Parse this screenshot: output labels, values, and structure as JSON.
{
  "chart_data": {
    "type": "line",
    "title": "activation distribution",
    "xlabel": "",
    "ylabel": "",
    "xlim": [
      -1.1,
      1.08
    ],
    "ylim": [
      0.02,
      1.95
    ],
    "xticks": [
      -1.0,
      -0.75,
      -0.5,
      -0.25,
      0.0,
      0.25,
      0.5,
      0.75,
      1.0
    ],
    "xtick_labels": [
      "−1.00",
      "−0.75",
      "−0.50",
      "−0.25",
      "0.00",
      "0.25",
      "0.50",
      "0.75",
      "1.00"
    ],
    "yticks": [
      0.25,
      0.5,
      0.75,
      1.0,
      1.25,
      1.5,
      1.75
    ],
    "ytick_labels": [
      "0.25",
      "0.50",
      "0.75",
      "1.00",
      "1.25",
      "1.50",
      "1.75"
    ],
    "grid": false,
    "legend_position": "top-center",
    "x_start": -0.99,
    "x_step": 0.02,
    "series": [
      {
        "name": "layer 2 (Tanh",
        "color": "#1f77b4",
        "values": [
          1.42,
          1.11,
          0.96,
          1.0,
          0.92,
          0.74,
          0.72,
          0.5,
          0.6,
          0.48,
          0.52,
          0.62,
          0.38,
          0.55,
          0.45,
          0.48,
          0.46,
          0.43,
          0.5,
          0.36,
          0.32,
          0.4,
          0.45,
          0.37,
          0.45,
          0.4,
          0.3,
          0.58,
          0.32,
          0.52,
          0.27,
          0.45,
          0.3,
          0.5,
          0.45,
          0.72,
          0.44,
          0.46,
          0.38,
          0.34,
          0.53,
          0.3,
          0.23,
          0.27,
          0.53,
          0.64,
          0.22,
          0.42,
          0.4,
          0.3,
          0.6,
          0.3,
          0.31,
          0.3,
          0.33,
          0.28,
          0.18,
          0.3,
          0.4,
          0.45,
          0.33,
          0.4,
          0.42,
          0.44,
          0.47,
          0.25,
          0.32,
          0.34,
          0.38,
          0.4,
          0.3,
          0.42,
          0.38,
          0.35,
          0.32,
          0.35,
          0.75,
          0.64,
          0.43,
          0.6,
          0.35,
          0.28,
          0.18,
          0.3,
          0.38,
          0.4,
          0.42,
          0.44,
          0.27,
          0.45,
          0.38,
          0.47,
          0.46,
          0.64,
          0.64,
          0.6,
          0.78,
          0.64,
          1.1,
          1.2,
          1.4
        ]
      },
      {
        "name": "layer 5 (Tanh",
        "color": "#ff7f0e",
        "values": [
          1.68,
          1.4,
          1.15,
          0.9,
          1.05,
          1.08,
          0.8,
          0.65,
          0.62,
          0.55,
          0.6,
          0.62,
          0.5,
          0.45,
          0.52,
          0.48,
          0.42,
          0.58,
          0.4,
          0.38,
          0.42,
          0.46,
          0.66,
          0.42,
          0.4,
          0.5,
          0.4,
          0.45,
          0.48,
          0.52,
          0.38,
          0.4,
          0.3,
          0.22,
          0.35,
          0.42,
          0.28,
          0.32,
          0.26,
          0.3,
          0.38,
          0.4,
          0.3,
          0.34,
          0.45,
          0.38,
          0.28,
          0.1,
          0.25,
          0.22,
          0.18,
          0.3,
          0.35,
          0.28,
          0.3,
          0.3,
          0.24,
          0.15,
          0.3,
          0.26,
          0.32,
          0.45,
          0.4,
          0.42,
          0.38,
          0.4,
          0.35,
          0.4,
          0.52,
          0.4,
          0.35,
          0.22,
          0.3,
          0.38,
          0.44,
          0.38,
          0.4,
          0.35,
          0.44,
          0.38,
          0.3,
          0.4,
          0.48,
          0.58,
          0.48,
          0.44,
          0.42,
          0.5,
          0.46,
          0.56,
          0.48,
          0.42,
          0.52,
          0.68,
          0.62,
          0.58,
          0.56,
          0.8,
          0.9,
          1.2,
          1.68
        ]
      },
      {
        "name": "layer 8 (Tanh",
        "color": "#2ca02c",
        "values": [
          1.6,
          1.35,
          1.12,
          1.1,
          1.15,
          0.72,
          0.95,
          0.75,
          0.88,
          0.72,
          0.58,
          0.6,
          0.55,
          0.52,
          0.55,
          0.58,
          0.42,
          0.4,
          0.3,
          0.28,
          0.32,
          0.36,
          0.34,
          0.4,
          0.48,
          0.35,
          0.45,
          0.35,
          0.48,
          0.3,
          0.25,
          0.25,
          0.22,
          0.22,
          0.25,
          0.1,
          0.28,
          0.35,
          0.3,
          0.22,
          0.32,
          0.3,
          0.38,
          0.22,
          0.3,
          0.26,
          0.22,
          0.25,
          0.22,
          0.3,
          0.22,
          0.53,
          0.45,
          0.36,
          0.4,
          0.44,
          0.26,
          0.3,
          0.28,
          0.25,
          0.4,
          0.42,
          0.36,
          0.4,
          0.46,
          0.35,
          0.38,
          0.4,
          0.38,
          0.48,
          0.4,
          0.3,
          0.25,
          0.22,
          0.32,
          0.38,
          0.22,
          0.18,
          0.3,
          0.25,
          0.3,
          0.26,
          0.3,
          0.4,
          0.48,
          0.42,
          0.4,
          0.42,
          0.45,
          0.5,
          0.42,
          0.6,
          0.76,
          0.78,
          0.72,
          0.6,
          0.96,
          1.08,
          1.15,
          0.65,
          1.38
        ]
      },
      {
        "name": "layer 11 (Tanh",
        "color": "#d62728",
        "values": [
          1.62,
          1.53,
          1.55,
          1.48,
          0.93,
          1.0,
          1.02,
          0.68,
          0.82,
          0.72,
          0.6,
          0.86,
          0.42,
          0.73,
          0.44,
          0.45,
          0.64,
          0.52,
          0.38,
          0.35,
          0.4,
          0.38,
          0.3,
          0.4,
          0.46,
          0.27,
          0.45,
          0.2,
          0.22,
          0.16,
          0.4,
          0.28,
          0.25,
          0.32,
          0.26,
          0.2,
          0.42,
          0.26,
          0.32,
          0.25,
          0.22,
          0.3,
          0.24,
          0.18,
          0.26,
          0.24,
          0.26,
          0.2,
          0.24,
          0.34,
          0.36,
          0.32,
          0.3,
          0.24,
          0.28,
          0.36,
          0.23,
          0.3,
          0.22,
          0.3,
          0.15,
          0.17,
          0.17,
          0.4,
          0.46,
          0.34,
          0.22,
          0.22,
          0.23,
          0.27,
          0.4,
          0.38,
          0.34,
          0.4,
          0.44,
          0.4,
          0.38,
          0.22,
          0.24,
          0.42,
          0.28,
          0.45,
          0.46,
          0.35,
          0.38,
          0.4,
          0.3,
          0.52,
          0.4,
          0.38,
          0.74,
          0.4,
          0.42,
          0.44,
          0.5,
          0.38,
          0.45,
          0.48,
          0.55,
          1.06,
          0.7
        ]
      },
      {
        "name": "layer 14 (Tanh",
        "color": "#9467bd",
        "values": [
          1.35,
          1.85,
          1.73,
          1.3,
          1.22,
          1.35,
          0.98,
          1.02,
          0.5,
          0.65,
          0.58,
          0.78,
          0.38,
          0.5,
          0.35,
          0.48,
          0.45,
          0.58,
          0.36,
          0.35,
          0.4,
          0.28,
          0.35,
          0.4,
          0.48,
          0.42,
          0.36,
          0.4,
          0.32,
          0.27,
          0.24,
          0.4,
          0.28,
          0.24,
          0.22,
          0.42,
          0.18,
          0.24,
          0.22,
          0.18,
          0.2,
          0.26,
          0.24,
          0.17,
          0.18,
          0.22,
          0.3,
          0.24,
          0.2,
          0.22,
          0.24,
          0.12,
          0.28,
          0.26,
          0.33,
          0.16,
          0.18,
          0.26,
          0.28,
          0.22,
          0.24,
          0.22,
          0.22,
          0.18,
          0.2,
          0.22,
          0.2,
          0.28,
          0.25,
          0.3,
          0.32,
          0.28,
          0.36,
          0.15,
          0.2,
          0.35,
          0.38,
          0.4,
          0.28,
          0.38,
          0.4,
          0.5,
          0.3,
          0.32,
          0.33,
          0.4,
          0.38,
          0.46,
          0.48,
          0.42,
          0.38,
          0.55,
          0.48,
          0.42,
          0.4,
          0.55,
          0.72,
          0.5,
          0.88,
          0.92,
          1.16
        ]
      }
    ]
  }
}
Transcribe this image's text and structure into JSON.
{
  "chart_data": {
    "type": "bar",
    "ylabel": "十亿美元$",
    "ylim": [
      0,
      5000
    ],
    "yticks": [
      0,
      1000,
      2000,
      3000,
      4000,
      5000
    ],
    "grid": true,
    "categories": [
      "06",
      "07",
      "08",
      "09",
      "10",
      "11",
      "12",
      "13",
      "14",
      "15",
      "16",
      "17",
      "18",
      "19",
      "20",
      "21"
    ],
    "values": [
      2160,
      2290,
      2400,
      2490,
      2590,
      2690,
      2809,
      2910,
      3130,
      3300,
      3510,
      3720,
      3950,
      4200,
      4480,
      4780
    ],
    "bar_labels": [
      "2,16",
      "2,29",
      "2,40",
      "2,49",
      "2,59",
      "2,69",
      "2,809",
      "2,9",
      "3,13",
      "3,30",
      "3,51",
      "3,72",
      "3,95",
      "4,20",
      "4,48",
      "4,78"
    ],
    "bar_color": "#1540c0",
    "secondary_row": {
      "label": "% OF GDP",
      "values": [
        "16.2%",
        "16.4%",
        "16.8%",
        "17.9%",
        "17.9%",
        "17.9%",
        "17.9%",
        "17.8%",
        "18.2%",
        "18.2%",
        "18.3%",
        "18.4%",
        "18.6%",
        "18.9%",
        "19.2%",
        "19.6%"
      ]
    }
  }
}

▶ [WHAT THE EXERCISE ASKS]
Working from the entries above, return all lines that contain "name".

▶ [OUTPUT]
        "name": "layer 2 (Tanh",
        "name": "layer 5 (Tanh",
        "name": "layer 8 (Tanh",
        "name": "layer 11 (Tanh",
        "name": "layer 14 (Tanh",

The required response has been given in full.